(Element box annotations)
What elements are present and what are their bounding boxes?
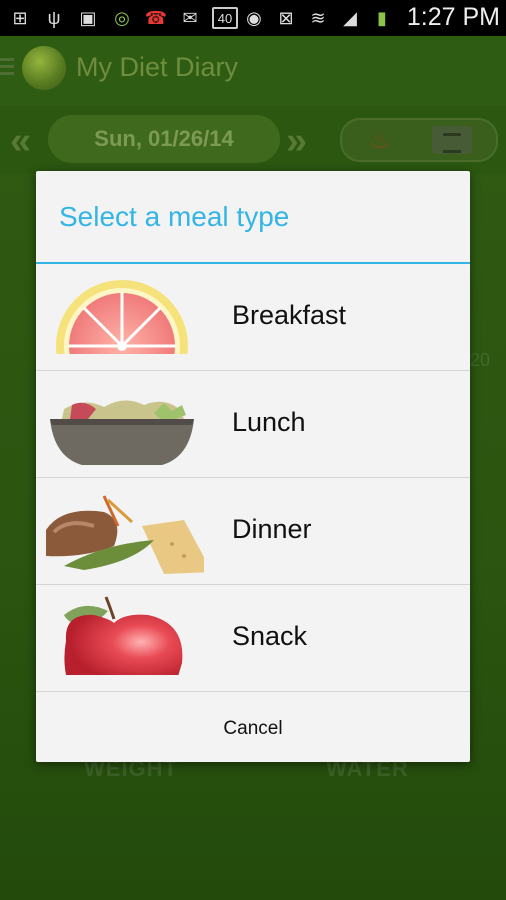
dialog-title: Select a meal type	[59, 201, 290, 232]
battery-charging-icon: ▮	[377, 7, 387, 28]
dinner-plate-icon	[46, 495, 204, 574]
meal-option-lunch[interactable]: Lunch	[36, 371, 470, 478]
meal-label-snack: Snack	[232, 621, 308, 651]
wifi-icon: ≋	[310, 7, 326, 28]
meal-option-snack[interactable]: Snack	[36, 585, 470, 692]
meal-option-breakfast[interactable]: Breakfast	[36, 264, 470, 371]
flame-icon[interactable]: ♨	[362, 126, 398, 154]
salad-bowl-icon	[50, 400, 194, 465]
usb-icon: ψ	[47, 7, 61, 28]
gmail-icon: ✉	[182, 7, 198, 28]
notification-count-icon: 40	[212, 7, 238, 29]
wifi-shield-icon: ◎	[114, 7, 130, 28]
cancel-button[interactable]: Cancel	[36, 695, 470, 762]
action-bar: My Diet Diary	[0, 36, 506, 102]
eye-icon: ◉	[246, 7, 262, 28]
status-bar: ⊞ ψ ▣ ◎ ☎ ✉ 40 ◉ ⊠ ≋ ◢ ▮ 1:27 PM	[0, 0, 506, 36]
background-number: 20	[470, 350, 491, 370]
nfc-icon: ⊠	[278, 7, 294, 28]
meal-type-dialog: Select a meal type Breakfast Lunch Dinne…	[36, 171, 470, 762]
meal-label-lunch: Lunch	[232, 407, 306, 437]
grapefruit-icon	[44, 280, 204, 362]
meal-label-breakfast: Breakfast	[232, 300, 347, 330]
missed-call-icon: ☎	[144, 7, 168, 28]
date-bar: « Sun, 01/26/14 » ♨	[0, 106, 506, 174]
signal-icon: ◢	[343, 7, 357, 28]
prev-day-button[interactable]: «	[10, 120, 31, 163]
meal-option-dinner[interactable]: Dinner	[36, 478, 470, 585]
meal-label-dinner: Dinner	[232, 514, 312, 544]
status-icons-right: ◉ ⊠ ≋ ◢ ▮	[242, 6, 394, 30]
image-icon: ▣	[79, 7, 97, 28]
status-icons-left: ⊞ ψ ▣ ◎ ☎ ✉ 40	[8, 6, 238, 30]
next-day-button[interactable]: »	[286, 120, 307, 163]
view-toggle[interactable]: ♨	[340, 118, 498, 162]
apple-icon	[44, 596, 204, 683]
list-icon[interactable]	[432, 126, 472, 154]
status-time: 1:27 PM	[406, 3, 500, 31]
menu-icon[interactable]	[0, 58, 14, 78]
add-icon: ⊞	[12, 7, 28, 28]
apple-logo-icon	[22, 46, 66, 90]
app-title: My Diet Diary	[76, 52, 239, 82]
date-display[interactable]: Sun, 01/26/14	[48, 115, 280, 163]
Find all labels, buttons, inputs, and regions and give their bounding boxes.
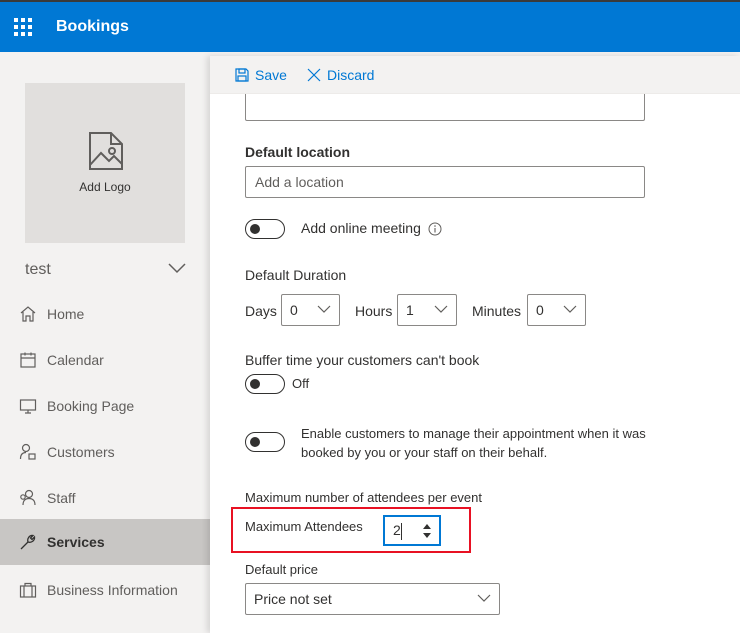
description-field[interactable] bbox=[245, 94, 645, 121]
hours-value: 1 bbox=[406, 302, 414, 318]
home-icon bbox=[19, 305, 37, 323]
sidebar-item-label: Business Information bbox=[47, 582, 178, 598]
image-icon bbox=[89, 132, 123, 170]
location-placeholder: Add a location bbox=[255, 174, 344, 190]
save-icon bbox=[235, 68, 249, 82]
info-icon[interactable] bbox=[428, 222, 442, 236]
hours-dropdown[interactable]: 1 bbox=[397, 294, 457, 326]
command-bar: Save Discard bbox=[210, 56, 740, 94]
app-launcher-icon[interactable] bbox=[14, 18, 32, 36]
sidebar-item-home[interactable]: Home bbox=[0, 291, 210, 337]
briefcase-icon bbox=[19, 581, 37, 599]
sidebar-item-label: Services bbox=[47, 534, 105, 550]
days-label: Days bbox=[245, 303, 277, 319]
sidebar-item-label: Calendar bbox=[47, 352, 104, 368]
discard-button[interactable]: Discard bbox=[307, 67, 374, 83]
online-meeting-label: Add online meeting bbox=[301, 220, 421, 236]
sidebar-item-customers[interactable]: Customers bbox=[0, 429, 210, 475]
max-attendees-label: Maximum Attendees bbox=[245, 519, 363, 534]
customer-manage-toggle[interactable] bbox=[245, 432, 285, 452]
sidebar-item-calendar[interactable]: Calendar bbox=[0, 337, 210, 383]
app-title[interactable]: Bookings bbox=[56, 18, 129, 36]
sidebar-item-staff[interactable]: Staff bbox=[0, 475, 210, 521]
chevron-down-icon bbox=[434, 305, 448, 313]
buffer-time-state: Off bbox=[292, 376, 310, 391]
add-logo-button[interactable]: Add Logo bbox=[25, 83, 185, 243]
online-meeting-toggle[interactable] bbox=[245, 219, 285, 239]
sidebar-item-services[interactable]: Services bbox=[0, 519, 210, 565]
sidebar-item-label: Home bbox=[47, 306, 85, 322]
default-location-label: Default location bbox=[245, 144, 351, 160]
text-caret bbox=[401, 523, 402, 540]
buffer-time-toggle[interactable] bbox=[245, 374, 285, 394]
sidebar-item-label: Booking Page bbox=[47, 398, 135, 414]
customers-icon bbox=[19, 443, 37, 461]
sidebar-item-booking-page[interactable]: Booking Page bbox=[0, 383, 210, 429]
add-logo-label: Add Logo bbox=[79, 180, 131, 194]
location-input[interactable]: Add a location bbox=[245, 166, 645, 198]
max-attendees-stepper[interactable]: 2 bbox=[383, 515, 441, 546]
service-edit-panel: Save Discard Default location Add a loca… bbox=[210, 56, 740, 633]
top-bar: Bookings bbox=[0, 0, 740, 52]
wrench-icon bbox=[19, 533, 37, 551]
business-name[interactable]: test bbox=[25, 261, 51, 279]
staff-icon bbox=[19, 489, 37, 507]
buffer-time-label: Buffer time your customers can't book bbox=[245, 352, 480, 368]
hours-label: Hours bbox=[355, 303, 393, 319]
chevron-down-icon[interactable] bbox=[168, 262, 186, 274]
sidebar-item-label: Customers bbox=[47, 444, 115, 460]
minutes-value: 0 bbox=[536, 302, 544, 318]
days-dropdown[interactable]: 0 bbox=[281, 294, 340, 326]
max-attendees-section-label: Maximum number of attendees per event bbox=[245, 490, 483, 505]
default-price-value: Price not set bbox=[254, 591, 332, 607]
customer-manage-label: Enable customers to manage their appoint… bbox=[301, 426, 646, 460]
sidebar-item-business-information[interactable]: Business Information bbox=[0, 567, 210, 613]
chevron-down-icon bbox=[563, 305, 577, 313]
chevron-down-icon bbox=[317, 305, 331, 313]
close-icon bbox=[307, 68, 321, 82]
save-label: Save bbox=[255, 67, 287, 83]
minutes-label: Minutes bbox=[472, 303, 522, 319]
spin-arrows-icon[interactable] bbox=[422, 522, 432, 540]
minutes-dropdown[interactable]: 0 bbox=[527, 294, 586, 326]
sidebar-item-label: Staff bbox=[47, 490, 76, 506]
discard-label: Discard bbox=[327, 67, 375, 83]
default-price-dropdown[interactable]: Price not set bbox=[245, 583, 500, 615]
default-price-label: Default price bbox=[245, 562, 318, 577]
days-value: 0 bbox=[290, 302, 298, 318]
save-button[interactable]: Save bbox=[235, 67, 287, 83]
default-duration-label: Default Duration bbox=[245, 267, 347, 283]
sidebar: Add Logo test Home Calendar Booking Page… bbox=[0, 52, 210, 633]
max-attendees-value: 2 bbox=[393, 522, 401, 538]
chevron-down-icon bbox=[477, 594, 491, 602]
monitor-icon bbox=[19, 397, 37, 415]
calendar-icon bbox=[19, 351, 37, 369]
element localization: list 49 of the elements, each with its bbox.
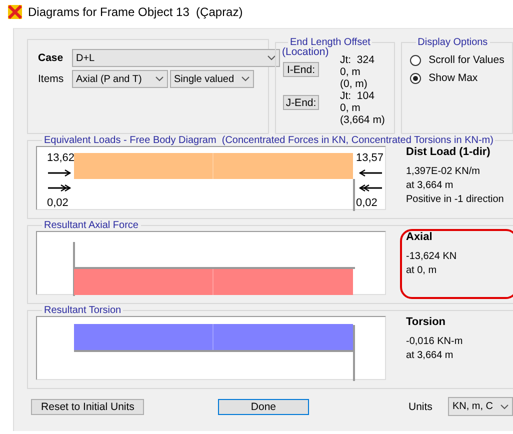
done-button[interactable]: Done	[218, 398, 308, 414]
items-label: Items	[38, 73, 65, 85]
window-title: Diagrams for Frame Object 13 (Çapraz)	[28, 5, 243, 19]
group-title: Equivalent Loads - Free Body Diagram (Concentrated Forces in KN, Concentrated Torsions in KN-m)	[43, 135, 494, 146]
units-label: Units	[408, 400, 432, 412]
force-value: 13,57	[356, 152, 384, 164]
result-text: Positive in -1 direction	[406, 194, 505, 205]
location-value: (0, m)	[340, 78, 368, 90]
end-button[interactable]: J-End:	[283, 95, 319, 110]
items-dropdown[interactable]: Axial (P and T)	[72, 70, 168, 88]
caret-icon	[500, 404, 509, 410]
location-value: (3,664 m)	[340, 114, 385, 126]
group-subtitle: (Location)	[282, 46, 329, 58]
offset-value: 0, m	[340, 66, 362, 78]
result-text: at 3,664 m	[406, 350, 454, 361]
result-heading: Axial	[406, 231, 434, 243]
result-heading: Torsion	[406, 316, 447, 328]
joint-label: Jt: 104	[340, 90, 376, 102]
offset-value: 0, m	[340, 102, 362, 114]
group-title: End Length Offset	[290, 37, 372, 48]
end-button[interactable]: I-End:	[283, 62, 319, 77]
radio-option[interactable]: Scroll for Values	[410, 54, 504, 66]
result-text: at 0, m	[406, 265, 438, 276]
force-value: 0,02	[47, 197, 68, 209]
arrow-icon	[48, 184, 72, 192]
caret-icon	[267, 55, 276, 61]
case-dropdown[interactable]: D+L	[72, 49, 280, 67]
group-title: Display Options	[416, 37, 489, 48]
case-label: Case	[38, 52, 64, 64]
result-text: -13,624 KN	[406, 251, 458, 262]
joint-label: Jt: 324	[340, 54, 376, 66]
result-text: -0,016 KN-m	[406, 336, 464, 347]
reset-button[interactable]: Reset to Initial Units	[31, 398, 144, 414]
arrow-icon	[48, 169, 72, 177]
caret-icon	[241, 76, 250, 82]
arrow-icon	[358, 184, 382, 192]
value-type-dropdown[interactable]: Single valued	[170, 70, 254, 88]
units-dropdown[interactable]: KN, m, C	[448, 397, 513, 416]
arrow-icon	[358, 169, 382, 177]
group-title: Resultant Torsion	[43, 305, 122, 316]
group-title: Resultant Axial Force	[43, 220, 140, 231]
force-value: 13,62	[47, 152, 75, 164]
result-heading: Dist Load (1-dir)	[406, 146, 492, 158]
force-value: 0,02	[356, 197, 378, 209]
app-icon	[8, 5, 22, 19]
result-text: 1,397E-02 KN/m	[406, 166, 481, 177]
result-text: at 3,664 m	[406, 180, 454, 191]
caret-icon	[155, 76, 164, 82]
radio-option[interactable]: Show Max	[410, 72, 478, 84]
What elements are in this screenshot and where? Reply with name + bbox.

Exercise brief: Rewrite everything from the line containing "398, 308, 414]" down to the line containing "window-title: Diagrams for" as a numbered list, omitting any blank lines.

Response:
1. done-button[interactable]: Done	[218, 398, 308, 414]
2. items-label: Items	[38, 73, 65, 85]
3. window-title: Diagrams for Frame Object 13 (Çapraz)	[28, 5, 243, 19]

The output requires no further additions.